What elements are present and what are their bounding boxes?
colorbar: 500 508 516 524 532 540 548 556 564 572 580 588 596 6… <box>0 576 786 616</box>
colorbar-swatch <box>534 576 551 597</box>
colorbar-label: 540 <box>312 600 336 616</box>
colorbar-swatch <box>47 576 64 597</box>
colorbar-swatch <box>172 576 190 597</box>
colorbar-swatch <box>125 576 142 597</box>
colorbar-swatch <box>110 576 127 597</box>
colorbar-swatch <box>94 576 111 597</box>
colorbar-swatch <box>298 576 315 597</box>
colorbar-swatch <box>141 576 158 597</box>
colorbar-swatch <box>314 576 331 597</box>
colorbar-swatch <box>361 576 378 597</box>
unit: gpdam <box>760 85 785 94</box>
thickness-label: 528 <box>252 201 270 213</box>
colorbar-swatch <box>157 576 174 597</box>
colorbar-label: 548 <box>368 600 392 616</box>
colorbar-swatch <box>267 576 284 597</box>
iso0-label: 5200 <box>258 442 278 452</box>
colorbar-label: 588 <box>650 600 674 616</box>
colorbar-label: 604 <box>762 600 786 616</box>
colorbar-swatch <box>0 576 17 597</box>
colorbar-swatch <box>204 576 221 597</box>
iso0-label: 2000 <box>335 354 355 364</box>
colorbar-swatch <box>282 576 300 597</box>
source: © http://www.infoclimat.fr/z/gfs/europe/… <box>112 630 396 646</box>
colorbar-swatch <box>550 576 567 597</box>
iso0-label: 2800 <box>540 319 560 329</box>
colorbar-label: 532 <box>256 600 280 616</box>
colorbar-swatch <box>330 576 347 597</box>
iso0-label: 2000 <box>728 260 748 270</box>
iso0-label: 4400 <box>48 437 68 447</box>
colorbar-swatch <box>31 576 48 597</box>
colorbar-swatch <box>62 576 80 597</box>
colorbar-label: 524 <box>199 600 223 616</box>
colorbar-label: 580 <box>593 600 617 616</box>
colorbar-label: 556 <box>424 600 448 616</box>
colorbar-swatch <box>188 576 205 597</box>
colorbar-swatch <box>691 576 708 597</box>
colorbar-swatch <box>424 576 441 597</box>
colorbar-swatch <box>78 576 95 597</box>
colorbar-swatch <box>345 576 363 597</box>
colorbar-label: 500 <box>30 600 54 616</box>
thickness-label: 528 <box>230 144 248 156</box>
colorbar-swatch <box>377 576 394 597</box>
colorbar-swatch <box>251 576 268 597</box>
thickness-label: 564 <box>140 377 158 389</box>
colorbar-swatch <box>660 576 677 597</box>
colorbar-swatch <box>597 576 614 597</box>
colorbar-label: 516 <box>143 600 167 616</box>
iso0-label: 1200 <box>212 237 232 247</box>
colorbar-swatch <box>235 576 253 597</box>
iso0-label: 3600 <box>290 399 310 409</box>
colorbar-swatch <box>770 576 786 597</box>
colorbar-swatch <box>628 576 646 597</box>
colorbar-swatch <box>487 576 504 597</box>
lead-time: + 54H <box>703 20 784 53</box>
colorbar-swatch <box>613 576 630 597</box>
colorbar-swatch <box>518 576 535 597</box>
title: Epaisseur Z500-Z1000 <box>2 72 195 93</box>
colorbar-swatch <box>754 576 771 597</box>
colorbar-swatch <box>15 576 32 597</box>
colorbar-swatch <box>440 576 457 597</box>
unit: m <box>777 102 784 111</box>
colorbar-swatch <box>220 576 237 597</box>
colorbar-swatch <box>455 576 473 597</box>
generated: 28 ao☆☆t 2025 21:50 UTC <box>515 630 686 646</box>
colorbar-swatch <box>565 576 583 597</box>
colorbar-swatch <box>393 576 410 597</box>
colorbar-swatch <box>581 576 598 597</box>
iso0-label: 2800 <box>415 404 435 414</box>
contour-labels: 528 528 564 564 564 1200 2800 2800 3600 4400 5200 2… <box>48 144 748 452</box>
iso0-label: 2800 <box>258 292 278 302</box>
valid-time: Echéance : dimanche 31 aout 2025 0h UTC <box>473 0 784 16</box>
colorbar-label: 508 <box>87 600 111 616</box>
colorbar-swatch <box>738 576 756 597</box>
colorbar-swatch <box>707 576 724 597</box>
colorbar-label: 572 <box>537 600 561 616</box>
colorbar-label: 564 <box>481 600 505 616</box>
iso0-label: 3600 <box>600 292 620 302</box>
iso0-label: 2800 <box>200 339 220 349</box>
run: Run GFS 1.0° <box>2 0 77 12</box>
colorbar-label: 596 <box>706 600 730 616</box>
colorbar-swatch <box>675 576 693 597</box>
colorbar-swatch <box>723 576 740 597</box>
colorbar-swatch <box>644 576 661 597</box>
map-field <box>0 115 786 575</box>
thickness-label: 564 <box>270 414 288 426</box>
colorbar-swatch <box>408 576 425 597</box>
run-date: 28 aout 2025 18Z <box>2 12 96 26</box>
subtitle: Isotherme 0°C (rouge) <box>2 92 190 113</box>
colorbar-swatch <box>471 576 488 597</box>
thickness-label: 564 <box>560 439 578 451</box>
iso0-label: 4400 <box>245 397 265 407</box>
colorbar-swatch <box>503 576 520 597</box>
▬▬▬▬▬▬▬▬▬▬
» **Task prompt**
Reproduce every line above verbatim, from the first to the last, without changing any character.

» **Result of this task**
What elements are present and what are their bounding boxes?
colorbar: 500 508 516 524 532 540 548 556 564 572 580 588 596 6… <box>0 576 786 616</box>
colorbar-swatch <box>534 576 551 597</box>
colorbar-label: 540 <box>312 600 336 616</box>
colorbar-swatch <box>47 576 64 597</box>
colorbar-swatch <box>172 576 190 597</box>
colorbar-swatch <box>125 576 142 597</box>
colorbar-swatch <box>110 576 127 597</box>
colorbar-swatch <box>94 576 111 597</box>
colorbar-swatch <box>298 576 315 597</box>
colorbar-swatch <box>141 576 158 597</box>
colorbar-swatch <box>314 576 331 597</box>
colorbar-swatch <box>361 576 378 597</box>
unit: gpdam <box>760 85 785 94</box>
thickness-label: 528 <box>252 201 270 213</box>
colorbar-swatch <box>157 576 174 597</box>
colorbar-label: 548 <box>368 600 392 616</box>
colorbar-swatch <box>267 576 284 597</box>
iso0-label: 5200 <box>258 442 278 452</box>
colorbar-label: 588 <box>650 600 674 616</box>
colorbar-label: 604 <box>762 600 786 616</box>
colorbar-swatch <box>0 576 17 597</box>
colorbar-swatch <box>204 576 221 597</box>
iso0-label: 2000 <box>335 354 355 364</box>
colorbar-swatch <box>282 576 300 597</box>
source: © http://www.infoclimat.fr/z/gfs/europe/… <box>112 630 396 646</box>
colorbar-swatch <box>550 576 567 597</box>
iso0-label: 2800 <box>540 319 560 329</box>
colorbar-label: 532 <box>256 600 280 616</box>
colorbar-swatch <box>330 576 347 597</box>
iso0-label: 2000 <box>728 260 748 270</box>
iso0-label: 4400 <box>48 437 68 447</box>
colorbar-swatch <box>31 576 48 597</box>
colorbar-swatch <box>62 576 80 597</box>
colorbar-label: 524 <box>199 600 223 616</box>
colorbar-label: 580 <box>593 600 617 616</box>
colorbar-label: 556 <box>424 600 448 616</box>
colorbar-swatch <box>188 576 205 597</box>
colorbar-swatch <box>691 576 708 597</box>
colorbar-swatch <box>424 576 441 597</box>
colorbar-swatch <box>78 576 95 597</box>
colorbar-swatch <box>345 576 363 597</box>
colorbar-label: 500 <box>30 600 54 616</box>
thickness-label: 528 <box>230 144 248 156</box>
colorbar-swatch <box>377 576 394 597</box>
colorbar-swatch <box>251 576 268 597</box>
thickness-label: 564 <box>140 377 158 389</box>
colorbar-swatch <box>660 576 677 597</box>
colorbar-swatch <box>597 576 614 597</box>
colorbar-label: 516 <box>143 600 167 616</box>
iso0-label: 1200 <box>212 237 232 247</box>
colorbar-swatch <box>235 576 253 597</box>
iso0-label: 3600 <box>290 399 310 409</box>
colorbar-swatch <box>770 576 786 597</box>
colorbar-swatch <box>628 576 646 597</box>
colorbar-swatch <box>487 576 504 597</box>
lead-time: + 54H <box>703 20 784 53</box>
colorbar-swatch <box>613 576 630 597</box>
colorbar-swatch <box>518 576 535 597</box>
title: Epaisseur Z500-Z1000 <box>2 72 195 93</box>
colorbar-swatch <box>754 576 771 597</box>
colorbar-swatch <box>15 576 32 597</box>
colorbar-swatch <box>440 576 457 597</box>
unit: m <box>777 102 784 111</box>
colorbar-swatch <box>220 576 237 597</box>
colorbar-swatch <box>455 576 473 597</box>
generated: 28 ao☆☆t 2025 21:50 UTC <box>515 630 686 646</box>
colorbar-swatch <box>565 576 583 597</box>
colorbar-swatch <box>393 576 410 597</box>
colorbar-swatch <box>581 576 598 597</box>
iso0-label: 2800 <box>415 404 435 414</box>
contour-labels: 528 528 564 564 564 1200 2800 2800 3600 4400 5200 2… <box>48 144 748 452</box>
iso0-label: 2800 <box>258 292 278 302</box>
valid-time: Echéance : dimanche 31 aout 2025 0h UTC <box>473 0 784 16</box>
colorbar-label: 508 <box>87 600 111 616</box>
colorbar-swatch <box>738 576 756 597</box>
colorbar-swatch <box>707 576 724 597</box>
colorbar-label: 572 <box>537 600 561 616</box>
colorbar-label: 564 <box>481 600 505 616</box>
iso0-label: 3600 <box>600 292 620 302</box>
iso0-label: 2800 <box>200 339 220 349</box>
run: Run GFS 1.0° <box>2 0 77 12</box>
colorbar-label: 596 <box>706 600 730 616</box>
colorbar-swatch <box>675 576 693 597</box>
colorbar-swatch <box>723 576 740 597</box>
colorbar-swatch <box>644 576 661 597</box>
map-field <box>0 115 786 575</box>
thickness-label: 564 <box>270 414 288 426</box>
colorbar-swatch <box>408 576 425 597</box>
run-date: 28 aout 2025 18Z <box>2 12 96 26</box>
subtitle: Isotherme 0°C (rouge) <box>2 92 190 113</box>
colorbar-swatch <box>471 576 488 597</box>
thickness-label: 564 <box>560 439 578 451</box>
iso0-label: 4400 <box>245 397 265 407</box>
colorbar-swatch <box>503 576 520 597</box>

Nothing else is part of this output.